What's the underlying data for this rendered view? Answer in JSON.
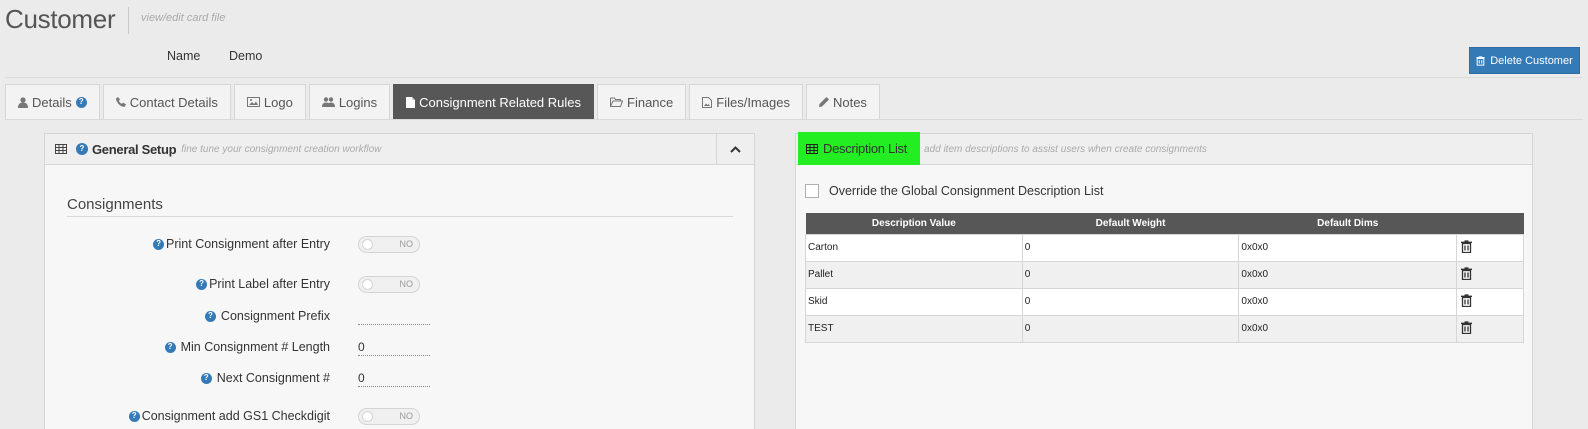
{
  "header": {
    "title": "Customer",
    "subtitle": "view/edit card file",
    "name_label": "Name",
    "name_value": "Demo",
    "delete_label": "Delete Customer"
  },
  "tabs": [
    {
      "label": "Details",
      "icon": "user-icon",
      "active": false
    },
    {
      "label": "Contact Details",
      "icon": "phone-icon",
      "active": false
    },
    {
      "label": "Logo",
      "icon": "image-icon",
      "active": false
    },
    {
      "label": "Logins",
      "icon": "users-icon",
      "active": false
    },
    {
      "label": "Consignment Related Rules",
      "icon": "file-icon",
      "active": true
    },
    {
      "label": "Finance",
      "icon": "folder-open-icon",
      "active": false
    },
    {
      "label": "Files/Images",
      "icon": "file-image-icon",
      "active": false
    },
    {
      "label": "Notes",
      "icon": "pencil-icon",
      "active": false
    }
  ],
  "general_setup": {
    "title": "General Setup",
    "subtitle": "fine tune your consignment creation workflow",
    "section_title": "Consignments",
    "rows": [
      {
        "label": "Print Consignment after Entry",
        "type": "toggle",
        "value": "NO"
      },
      {
        "label": "Print Label after Entry",
        "type": "toggle",
        "value": "NO"
      },
      {
        "label": "Consignment Prefix",
        "type": "editable",
        "value": ""
      },
      {
        "label": "Min Consignment # Length",
        "type": "editable",
        "value": "0"
      },
      {
        "label": "Next Consignment #",
        "type": "editable",
        "value": "0"
      },
      {
        "label": "Consignment add GS1 Checkdigit",
        "type": "toggle",
        "value": "NO"
      }
    ]
  },
  "description_list": {
    "title": "Description List",
    "subtitle": "add item descriptions to assist users when create consignments",
    "override_label": "Override the Global Consignment Description List",
    "columns": [
      "Description Value",
      "Default Weight",
      "Default Dims"
    ],
    "rows": [
      {
        "desc": "Carton",
        "weight": "0",
        "dims": "0x0x0"
      },
      {
        "desc": "Pallet",
        "weight": "0",
        "dims": "0x0x0"
      },
      {
        "desc": "Skid",
        "weight": "0",
        "dims": "0x0x0"
      },
      {
        "desc": "TEST",
        "weight": "0",
        "dims": "0x0x0"
      }
    ]
  },
  "colors": {
    "accent": "#337ab7",
    "tab_active": "#575757",
    "highlight": "#22ee22"
  }
}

........

Return the entries unchanged, save for the pictures, which do not belong in the copy.

What's the underlying data for this rendered view? Answer in JSON.
{
  "header": {
    "title": "Customer",
    "subtitle": "view/edit card file",
    "name_label": "Name",
    "name_value": "Demo",
    "delete_label": "Delete Customer"
  },
  "tabs": [
    {
      "label": "Details",
      "icon": "user-icon",
      "active": false
    },
    {
      "label": "Contact Details",
      "icon": "phone-icon",
      "active": false
    },
    {
      "label": "Logo",
      "icon": "image-icon",
      "active": false
    },
    {
      "label": "Logins",
      "icon": "users-icon",
      "active": false
    },
    {
      "label": "Consignment Related Rules",
      "icon": "file-icon",
      "active": true
    },
    {
      "label": "Finance",
      "icon": "folder-open-icon",
      "active": false
    },
    {
      "label": "Files/Images",
      "icon": "file-image-icon",
      "active": false
    },
    {
      "label": "Notes",
      "icon": "pencil-icon",
      "active": false
    }
  ],
  "general_setup": {
    "title": "General Setup",
    "subtitle": "fine tune your consignment creation workflow",
    "section_title": "Consignments",
    "rows": [
      {
        "label": "Print Consignment after Entry",
        "type": "toggle",
        "value": "NO"
      },
      {
        "label": "Print Label after Entry",
        "type": "toggle",
        "value": "NO"
      },
      {
        "label": "Consignment Prefix",
        "type": "editable",
        "value": ""
      },
      {
        "label": "Min Consignment # Length",
        "type": "editable",
        "value": "0"
      },
      {
        "label": "Next Consignment #",
        "type": "editable",
        "value": "0"
      },
      {
        "label": "Consignment add GS1 Checkdigit",
        "type": "toggle",
        "value": "NO"
      }
    ]
  },
  "description_list": {
    "title": "Description List",
    "subtitle": "add item descriptions to assist users when create consignments",
    "override_label": "Override the Global Consignment Description List",
    "columns": [
      "Description Value",
      "Default Weight",
      "Default Dims"
    ],
    "rows": [
      {
        "desc": "Carton",
        "weight": "0",
        "dims": "0x0x0"
      },
      {
        "desc": "Pallet",
        "weight": "0",
        "dims": "0x0x0"
      },
      {
        "desc": "Skid",
        "weight": "0",
        "dims": "0x0x0"
      },
      {
        "desc": "TEST",
        "weight": "0",
        "dims": "0x0x0"
      }
    ]
  },
  "colors": {
    "accent": "#337ab7",
    "tab_active": "#575757",
    "highlight": "#22ee22"
  }
}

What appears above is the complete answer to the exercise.